WHAT TO DO: In all the records below, rename "passphrase" to "password" everywhere it appears, and write every line out again with nothing else changed. Leave the pictures out.

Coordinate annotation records
== == ==

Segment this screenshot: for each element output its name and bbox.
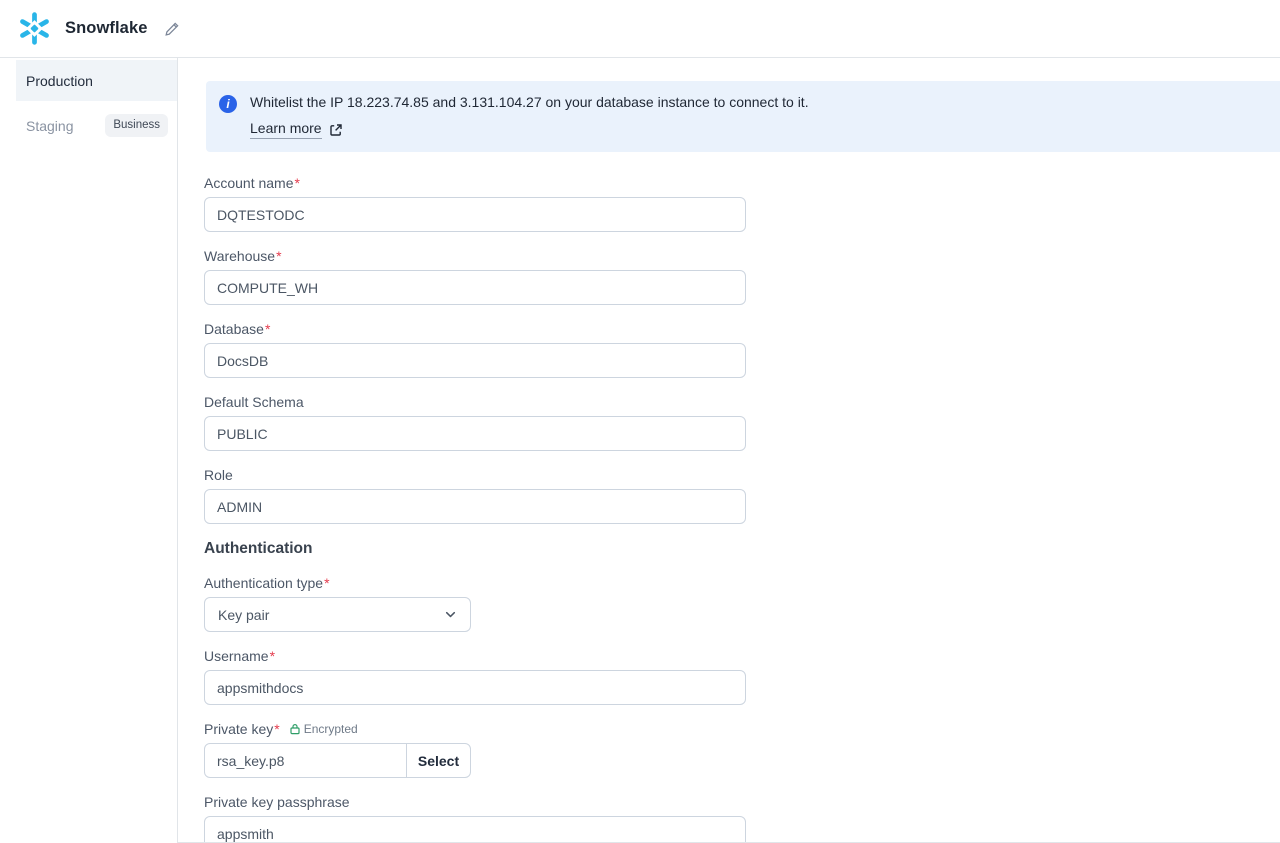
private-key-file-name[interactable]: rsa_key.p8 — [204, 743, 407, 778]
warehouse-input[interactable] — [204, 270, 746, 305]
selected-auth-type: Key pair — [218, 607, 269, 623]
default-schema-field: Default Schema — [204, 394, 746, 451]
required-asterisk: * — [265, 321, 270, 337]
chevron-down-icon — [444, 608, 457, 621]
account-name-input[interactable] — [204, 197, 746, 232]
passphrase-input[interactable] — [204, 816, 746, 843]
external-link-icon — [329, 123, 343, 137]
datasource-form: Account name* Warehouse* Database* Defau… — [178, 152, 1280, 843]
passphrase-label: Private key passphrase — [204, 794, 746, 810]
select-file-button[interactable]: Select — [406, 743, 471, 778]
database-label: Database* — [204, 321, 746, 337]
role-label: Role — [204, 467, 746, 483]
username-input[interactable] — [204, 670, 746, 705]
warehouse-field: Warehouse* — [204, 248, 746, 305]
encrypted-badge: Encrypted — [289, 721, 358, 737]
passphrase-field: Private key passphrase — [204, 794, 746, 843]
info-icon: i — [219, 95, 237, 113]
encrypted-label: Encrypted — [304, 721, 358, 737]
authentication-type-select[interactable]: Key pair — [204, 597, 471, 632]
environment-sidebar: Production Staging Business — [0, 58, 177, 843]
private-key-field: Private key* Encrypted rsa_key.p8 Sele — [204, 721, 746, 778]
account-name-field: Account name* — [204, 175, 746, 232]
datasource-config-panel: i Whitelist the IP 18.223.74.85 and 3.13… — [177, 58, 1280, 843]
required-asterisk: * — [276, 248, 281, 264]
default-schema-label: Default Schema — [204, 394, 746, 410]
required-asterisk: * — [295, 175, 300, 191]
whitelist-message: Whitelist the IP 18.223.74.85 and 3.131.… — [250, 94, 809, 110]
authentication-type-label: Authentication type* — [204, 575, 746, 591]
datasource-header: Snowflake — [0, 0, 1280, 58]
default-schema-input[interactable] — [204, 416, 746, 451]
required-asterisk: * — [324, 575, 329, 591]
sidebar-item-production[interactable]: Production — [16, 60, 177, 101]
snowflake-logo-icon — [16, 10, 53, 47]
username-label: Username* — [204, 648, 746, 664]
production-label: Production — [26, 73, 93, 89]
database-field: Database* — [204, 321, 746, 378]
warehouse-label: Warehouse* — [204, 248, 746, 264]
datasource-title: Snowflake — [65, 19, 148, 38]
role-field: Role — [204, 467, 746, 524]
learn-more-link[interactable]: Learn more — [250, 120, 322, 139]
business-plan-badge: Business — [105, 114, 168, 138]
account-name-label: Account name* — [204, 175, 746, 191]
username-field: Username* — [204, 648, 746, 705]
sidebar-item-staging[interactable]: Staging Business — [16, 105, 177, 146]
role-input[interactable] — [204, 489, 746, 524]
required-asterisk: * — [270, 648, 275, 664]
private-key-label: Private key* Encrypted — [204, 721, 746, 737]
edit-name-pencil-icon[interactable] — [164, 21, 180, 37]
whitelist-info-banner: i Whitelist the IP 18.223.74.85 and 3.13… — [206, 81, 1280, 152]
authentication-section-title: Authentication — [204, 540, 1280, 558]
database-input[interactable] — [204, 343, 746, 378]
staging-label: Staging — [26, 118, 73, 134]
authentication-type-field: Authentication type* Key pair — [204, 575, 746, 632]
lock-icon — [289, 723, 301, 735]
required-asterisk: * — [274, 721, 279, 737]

== == ==

RESULT FOR THIS EXERCISE:
Segment this screenshot: for each element output its name and bbox.
private-key-file-name[interactable]: rsa_key.p8 — [204, 743, 407, 778]
warehouse-input[interactable] — [204, 270, 746, 305]
selected-auth-type: Key pair — [218, 607, 269, 623]
default-schema-field: Default Schema — [204, 394, 746, 451]
required-asterisk: * — [265, 321, 270, 337]
chevron-down-icon — [444, 608, 457, 621]
account-name-input[interactable] — [204, 197, 746, 232]
password-input[interactable] — [204, 816, 746, 843]
external-link-icon — [329, 123, 343, 137]
datasource-form: Account name* Warehouse* Database* Defau… — [178, 152, 1280, 843]
password-label: Private key password — [204, 794, 746, 810]
select-file-button[interactable]: Select — [406, 743, 471, 778]
database-label: Database* — [204, 321, 746, 337]
role-label: Role — [204, 467, 746, 483]
username-input[interactable] — [204, 670, 746, 705]
warehouse-field: Warehouse* — [204, 248, 746, 305]
encrypted-badge: Encrypted — [289, 721, 358, 737]
password-field: Private key password — [204, 794, 746, 843]
info-icon: i — [219, 95, 237, 113]
encrypted-label: Encrypted — [304, 721, 358, 737]
authentication-type-select[interactable]: Key pair — [204, 597, 471, 632]
environment-sidebar: Production Staging Business — [0, 58, 177, 843]
private-key-field: Private key* Encrypted rsa_key.p8 Sele — [204, 721, 746, 778]
account-name-field: Account name* — [204, 175, 746, 232]
datasource-config-panel: i Whitelist the IP 18.223.74.85 and 3.13… — [177, 58, 1280, 843]
required-asterisk: * — [276, 248, 281, 264]
default-schema-label: Default Schema — [204, 394, 746, 410]
required-asterisk: * — [295, 175, 300, 191]
whitelist-message: Whitelist the IP 18.223.74.85 and 3.131.… — [250, 94, 809, 110]
authentication-type-label: Authentication type* — [204, 575, 746, 591]
datasource-header: Snowflake — [0, 0, 1280, 58]
default-schema-input[interactable] — [204, 416, 746, 451]
required-asterisk: * — [324, 575, 329, 591]
sidebar-item-production[interactable]: Production — [16, 60, 177, 101]
snowflake-logo-icon — [16, 10, 53, 47]
username-label: Username* — [204, 648, 746, 664]
production-label: Production — [26, 73, 93, 89]
database-field: Database* — [204, 321, 746, 378]
warehouse-label: Warehouse* — [204, 248, 746, 264]
datasource-title: Snowflake — [65, 19, 148, 38]
role-field: Role — [204, 467, 746, 524]
learn-more-link[interactable]: Learn more — [250, 120, 322, 139]
business-plan-badge: Business — [105, 114, 168, 138]
account-name-label: Account name* — [204, 175, 746, 191]
username-field: Username* — [204, 648, 746, 705]
sidebar-item-staging[interactable]: Staging Business — [16, 105, 177, 146]
role-input[interactable] — [204, 489, 746, 524]
required-asterisk: * — [270, 648, 275, 664]
private-key-label: Private key* Encrypted — [204, 721, 746, 737]
edit-name-pencil-icon[interactable] — [164, 21, 180, 37]
whitelist-info-banner: i Whitelist the IP 18.223.74.85 and 3.13… — [206, 81, 1280, 152]
authentication-section-title: Authentication — [204, 540, 1280, 558]
database-input[interactable] — [204, 343, 746, 378]
staging-label: Staging — [26, 118, 73, 134]
authentication-type-field: Authentication type* Key pair — [204, 575, 746, 632]
lock-icon — [289, 723, 301, 735]
required-asterisk: * — [274, 721, 279, 737]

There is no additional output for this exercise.